_STATED TASK_: Every entry that follows should be repeated exactly; drop the images.

Structured figure records
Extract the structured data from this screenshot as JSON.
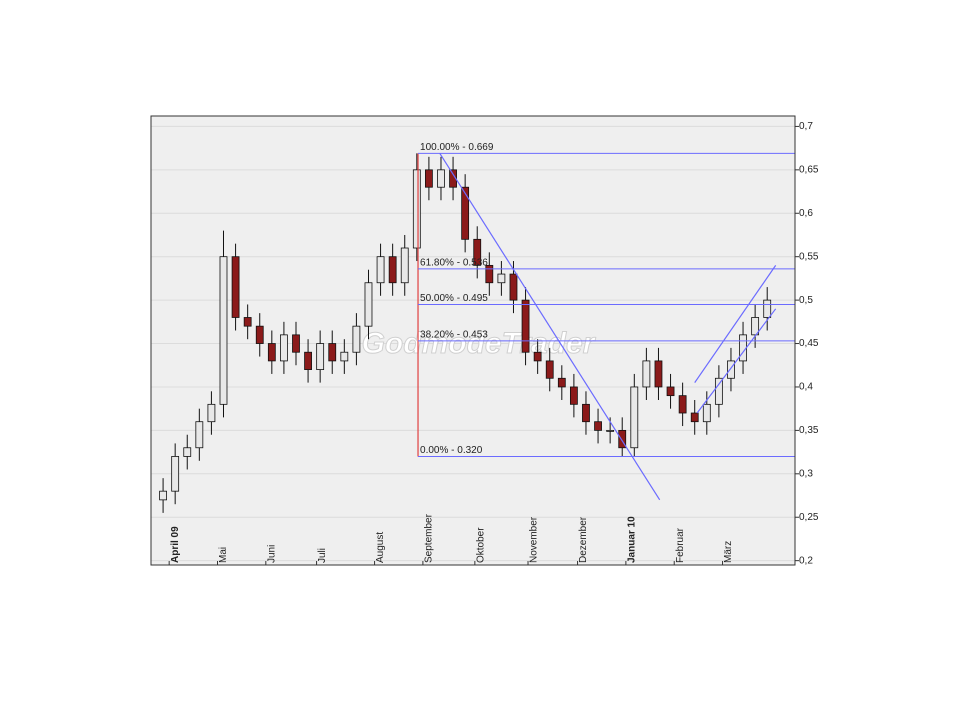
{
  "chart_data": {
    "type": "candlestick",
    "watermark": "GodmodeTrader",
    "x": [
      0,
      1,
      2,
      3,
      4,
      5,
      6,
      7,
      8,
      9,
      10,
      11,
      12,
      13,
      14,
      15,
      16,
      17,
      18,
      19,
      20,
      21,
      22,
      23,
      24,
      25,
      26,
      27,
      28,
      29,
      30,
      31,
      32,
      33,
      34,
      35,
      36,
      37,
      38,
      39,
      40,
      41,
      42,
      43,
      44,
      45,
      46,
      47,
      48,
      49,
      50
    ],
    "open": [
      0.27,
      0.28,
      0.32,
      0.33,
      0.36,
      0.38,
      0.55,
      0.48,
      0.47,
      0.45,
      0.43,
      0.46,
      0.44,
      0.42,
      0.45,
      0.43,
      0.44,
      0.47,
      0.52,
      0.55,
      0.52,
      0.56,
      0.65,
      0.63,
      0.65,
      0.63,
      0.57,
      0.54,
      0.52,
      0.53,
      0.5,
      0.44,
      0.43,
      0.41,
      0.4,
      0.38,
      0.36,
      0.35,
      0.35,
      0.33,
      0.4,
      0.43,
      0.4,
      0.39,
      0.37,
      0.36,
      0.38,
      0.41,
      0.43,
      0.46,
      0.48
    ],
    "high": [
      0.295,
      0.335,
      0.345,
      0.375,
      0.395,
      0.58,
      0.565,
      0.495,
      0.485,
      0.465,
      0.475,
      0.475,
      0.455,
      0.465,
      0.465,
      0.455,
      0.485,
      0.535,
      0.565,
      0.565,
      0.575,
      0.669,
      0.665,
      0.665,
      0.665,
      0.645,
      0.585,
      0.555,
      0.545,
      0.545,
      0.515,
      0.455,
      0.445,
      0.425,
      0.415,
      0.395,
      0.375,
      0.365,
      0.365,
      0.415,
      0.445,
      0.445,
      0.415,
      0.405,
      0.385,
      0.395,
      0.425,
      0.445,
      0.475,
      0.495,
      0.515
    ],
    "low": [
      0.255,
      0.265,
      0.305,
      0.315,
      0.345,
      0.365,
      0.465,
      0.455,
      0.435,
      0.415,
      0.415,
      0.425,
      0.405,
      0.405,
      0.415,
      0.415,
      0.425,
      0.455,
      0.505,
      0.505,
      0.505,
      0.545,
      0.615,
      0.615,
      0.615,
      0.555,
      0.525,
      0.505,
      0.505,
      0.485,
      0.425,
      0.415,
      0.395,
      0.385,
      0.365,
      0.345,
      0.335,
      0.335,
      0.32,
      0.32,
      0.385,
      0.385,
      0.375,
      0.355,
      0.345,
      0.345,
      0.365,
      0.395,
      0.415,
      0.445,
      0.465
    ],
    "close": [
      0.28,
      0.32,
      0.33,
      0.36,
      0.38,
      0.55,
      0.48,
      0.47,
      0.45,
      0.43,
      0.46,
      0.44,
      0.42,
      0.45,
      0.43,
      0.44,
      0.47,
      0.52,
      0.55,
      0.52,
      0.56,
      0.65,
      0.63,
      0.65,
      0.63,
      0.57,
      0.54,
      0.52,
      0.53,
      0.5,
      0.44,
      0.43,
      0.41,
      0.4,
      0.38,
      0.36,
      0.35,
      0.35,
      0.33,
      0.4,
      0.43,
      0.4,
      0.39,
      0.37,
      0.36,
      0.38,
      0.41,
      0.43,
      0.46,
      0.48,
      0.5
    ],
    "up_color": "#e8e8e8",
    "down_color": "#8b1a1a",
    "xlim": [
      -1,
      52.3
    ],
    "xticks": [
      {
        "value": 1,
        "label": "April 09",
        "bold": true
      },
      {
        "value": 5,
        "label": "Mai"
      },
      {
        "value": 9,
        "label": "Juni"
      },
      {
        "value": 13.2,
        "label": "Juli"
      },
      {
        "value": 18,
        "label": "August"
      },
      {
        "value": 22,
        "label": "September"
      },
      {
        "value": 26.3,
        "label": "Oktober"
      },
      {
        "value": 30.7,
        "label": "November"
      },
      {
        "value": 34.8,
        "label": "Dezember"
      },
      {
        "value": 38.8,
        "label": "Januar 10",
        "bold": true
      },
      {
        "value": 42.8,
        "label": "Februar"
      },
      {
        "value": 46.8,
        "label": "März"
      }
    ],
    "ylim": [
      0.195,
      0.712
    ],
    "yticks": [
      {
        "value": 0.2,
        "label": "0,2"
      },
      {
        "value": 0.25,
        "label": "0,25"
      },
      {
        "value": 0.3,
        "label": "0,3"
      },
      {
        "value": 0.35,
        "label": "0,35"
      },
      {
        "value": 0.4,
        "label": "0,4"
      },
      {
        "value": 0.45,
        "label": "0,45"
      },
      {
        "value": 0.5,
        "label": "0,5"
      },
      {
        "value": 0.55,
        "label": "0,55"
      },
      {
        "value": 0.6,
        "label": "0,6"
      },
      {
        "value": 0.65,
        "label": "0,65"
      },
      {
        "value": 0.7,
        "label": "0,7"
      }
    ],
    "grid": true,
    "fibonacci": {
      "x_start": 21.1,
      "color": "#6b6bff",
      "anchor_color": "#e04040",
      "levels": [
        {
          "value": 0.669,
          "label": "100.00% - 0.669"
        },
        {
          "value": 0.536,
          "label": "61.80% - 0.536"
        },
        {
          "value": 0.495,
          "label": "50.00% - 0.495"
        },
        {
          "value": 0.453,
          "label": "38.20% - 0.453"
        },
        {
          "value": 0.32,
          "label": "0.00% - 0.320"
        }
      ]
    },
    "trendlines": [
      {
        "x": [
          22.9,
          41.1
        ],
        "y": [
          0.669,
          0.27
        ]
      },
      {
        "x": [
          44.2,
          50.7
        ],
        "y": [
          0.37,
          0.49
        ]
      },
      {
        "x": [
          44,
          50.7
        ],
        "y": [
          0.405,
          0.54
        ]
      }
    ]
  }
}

_THE ANSWER_:
Extract the structured data from this screenshot as JSON.
{
  "chart_data": {
    "type": "candlestick",
    "watermark": "GodmodeTrader",
    "x": [
      0,
      1,
      2,
      3,
      4,
      5,
      6,
      7,
      8,
      9,
      10,
      11,
      12,
      13,
      14,
      15,
      16,
      17,
      18,
      19,
      20,
      21,
      22,
      23,
      24,
      25,
      26,
      27,
      28,
      29,
      30,
      31,
      32,
      33,
      34,
      35,
      36,
      37,
      38,
      39,
      40,
      41,
      42,
      43,
      44,
      45,
      46,
      47,
      48,
      49,
      50
    ],
    "open": [
      0.27,
      0.28,
      0.32,
      0.33,
      0.36,
      0.38,
      0.55,
      0.48,
      0.47,
      0.45,
      0.43,
      0.46,
      0.44,
      0.42,
      0.45,
      0.43,
      0.44,
      0.47,
      0.52,
      0.55,
      0.52,
      0.56,
      0.65,
      0.63,
      0.65,
      0.63,
      0.57,
      0.54,
      0.52,
      0.53,
      0.5,
      0.44,
      0.43,
      0.41,
      0.4,
      0.38,
      0.36,
      0.35,
      0.35,
      0.33,
      0.4,
      0.43,
      0.4,
      0.39,
      0.37,
      0.36,
      0.38,
      0.41,
      0.43,
      0.46,
      0.48
    ],
    "high": [
      0.295,
      0.335,
      0.345,
      0.375,
      0.395,
      0.58,
      0.565,
      0.495,
      0.485,
      0.465,
      0.475,
      0.475,
      0.455,
      0.465,
      0.465,
      0.455,
      0.485,
      0.535,
      0.565,
      0.565,
      0.575,
      0.669,
      0.665,
      0.665,
      0.665,
      0.645,
      0.585,
      0.555,
      0.545,
      0.545,
      0.515,
      0.455,
      0.445,
      0.425,
      0.415,
      0.395,
      0.375,
      0.365,
      0.365,
      0.415,
      0.445,
      0.445,
      0.415,
      0.405,
      0.385,
      0.395,
      0.425,
      0.445,
      0.475,
      0.495,
      0.515
    ],
    "low": [
      0.255,
      0.265,
      0.305,
      0.315,
      0.345,
      0.365,
      0.465,
      0.455,
      0.435,
      0.415,
      0.415,
      0.425,
      0.405,
      0.405,
      0.415,
      0.415,
      0.425,
      0.455,
      0.505,
      0.505,
      0.505,
      0.545,
      0.615,
      0.615,
      0.615,
      0.555,
      0.525,
      0.505,
      0.505,
      0.485,
      0.425,
      0.415,
      0.395,
      0.385,
      0.365,
      0.345,
      0.335,
      0.335,
      0.32,
      0.32,
      0.385,
      0.385,
      0.375,
      0.355,
      0.345,
      0.345,
      0.365,
      0.395,
      0.415,
      0.445,
      0.465
    ],
    "close": [
      0.28,
      0.32,
      0.33,
      0.36,
      0.38,
      0.55,
      0.48,
      0.47,
      0.45,
      0.43,
      0.46,
      0.44,
      0.42,
      0.45,
      0.43,
      0.44,
      0.47,
      0.52,
      0.55,
      0.52,
      0.56,
      0.65,
      0.63,
      0.65,
      0.63,
      0.57,
      0.54,
      0.52,
      0.53,
      0.5,
      0.44,
      0.43,
      0.41,
      0.4,
      0.38,
      0.36,
      0.35,
      0.35,
      0.33,
      0.4,
      0.43,
      0.4,
      0.39,
      0.37,
      0.36,
      0.38,
      0.41,
      0.43,
      0.46,
      0.48,
      0.5
    ],
    "up_color": "#e8e8e8",
    "down_color": "#8b1a1a",
    "xlim": [
      -1,
      52.3
    ],
    "xticks": [
      {
        "value": 1,
        "label": "April 09",
        "bold": true
      },
      {
        "value": 5,
        "label": "Mai"
      },
      {
        "value": 9,
        "label": "Juni"
      },
      {
        "value": 13.2,
        "label": "Juli"
      },
      {
        "value": 18,
        "label": "August"
      },
      {
        "value": 22,
        "label": "September"
      },
      {
        "value": 26.3,
        "label": "Oktober"
      },
      {
        "value": 30.7,
        "label": "November"
      },
      {
        "value": 34.8,
        "label": "Dezember"
      },
      {
        "value": 38.8,
        "label": "Januar 10",
        "bold": true
      },
      {
        "value": 42.8,
        "label": "Februar"
      },
      {
        "value": 46.8,
        "label": "März"
      }
    ],
    "ylim": [
      0.195,
      0.712
    ],
    "yticks": [
      {
        "value": 0.2,
        "label": "0,2"
      },
      {
        "value": 0.25,
        "label": "0,25"
      },
      {
        "value": 0.3,
        "label": "0,3"
      },
      {
        "value": 0.35,
        "label": "0,35"
      },
      {
        "value": 0.4,
        "label": "0,4"
      },
      {
        "value": 0.45,
        "label": "0,45"
      },
      {
        "value": 0.5,
        "label": "0,5"
      },
      {
        "value": 0.55,
        "label": "0,55"
      },
      {
        "value": 0.6,
        "label": "0,6"
      },
      {
        "value": 0.65,
        "label": "0,65"
      },
      {
        "value": 0.7,
        "label": "0,7"
      }
    ],
    "grid": true,
    "fibonacci": {
      "x_start": 21.1,
      "color": "#6b6bff",
      "anchor_color": "#e04040",
      "levels": [
        {
          "value": 0.669,
          "label": "100.00% - 0.669"
        },
        {
          "value": 0.536,
          "label": "61.80% - 0.536"
        },
        {
          "value": 0.495,
          "label": "50.00% - 0.495"
        },
        {
          "value": 0.453,
          "label": "38.20% - 0.453"
        },
        {
          "value": 0.32,
          "label": "0.00% - 0.320"
        }
      ]
    },
    "trendlines": [
      {
        "x": [
          22.9,
          41.1
        ],
        "y": [
          0.669,
          0.27
        ]
      },
      {
        "x": [
          44.2,
          50.7
        ],
        "y": [
          0.37,
          0.49
        ]
      },
      {
        "x": [
          44,
          50.7
        ],
        "y": [
          0.405,
          0.54
        ]
      }
    ]
  }
}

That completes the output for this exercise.